All of the material below is to be repeated exactly.

:: DATA TO USE ::

┄┄┄┄┄┄┄┄┄┄┄┄┄┄┄┄┄┄┄┄

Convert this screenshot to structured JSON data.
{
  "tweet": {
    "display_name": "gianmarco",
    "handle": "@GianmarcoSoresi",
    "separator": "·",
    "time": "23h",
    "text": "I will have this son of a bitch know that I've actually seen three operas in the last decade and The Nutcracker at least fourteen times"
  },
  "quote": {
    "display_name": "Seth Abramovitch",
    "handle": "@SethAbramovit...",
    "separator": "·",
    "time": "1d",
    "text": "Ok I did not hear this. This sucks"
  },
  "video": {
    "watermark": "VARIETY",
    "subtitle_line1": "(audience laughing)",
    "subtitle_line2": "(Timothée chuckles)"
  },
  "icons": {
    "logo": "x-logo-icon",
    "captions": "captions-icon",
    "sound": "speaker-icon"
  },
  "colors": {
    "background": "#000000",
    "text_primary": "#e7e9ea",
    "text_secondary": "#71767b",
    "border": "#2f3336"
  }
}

┄┄┄┄┄┄┄┄┄┄┄┄┄┄┄┄┄┄┄┄

:: TASK SOLUTION ::
Convert this screenshot to structured JSON data.
{
  "tweet": {
    "display_name": "gianmarco",
    "handle": "@GianmarcoSoresi",
    "separator": "·",
    "time": "23h",
    "text": "I will have this son of a bitch know that I've actually seen three operas in the last decade and The Nutcracker at least fourteen times"
  },
  "quote": {
    "display_name": "Seth Abramovitch",
    "handle": "@SethAbramovit...",
    "separator": "·",
    "time": "1d",
    "text": "Ok I did not hear this. This sucks"
  },
  "video": {
    "watermark": "VARIETY",
    "subtitle_line1": "(audience laughing)",
    "subtitle_line2": "(Timothée chuckles)"
  },
  "icons": {
    "logo": "x-logo-icon",
    "captions": "captions-icon",
    "sound": "speaker-icon"
  },
  "colors": {
    "background": "#000000",
    "text_primary": "#e7e9ea",
    "text_secondary": "#71767b",
    "border": "#2f3336"
  }
}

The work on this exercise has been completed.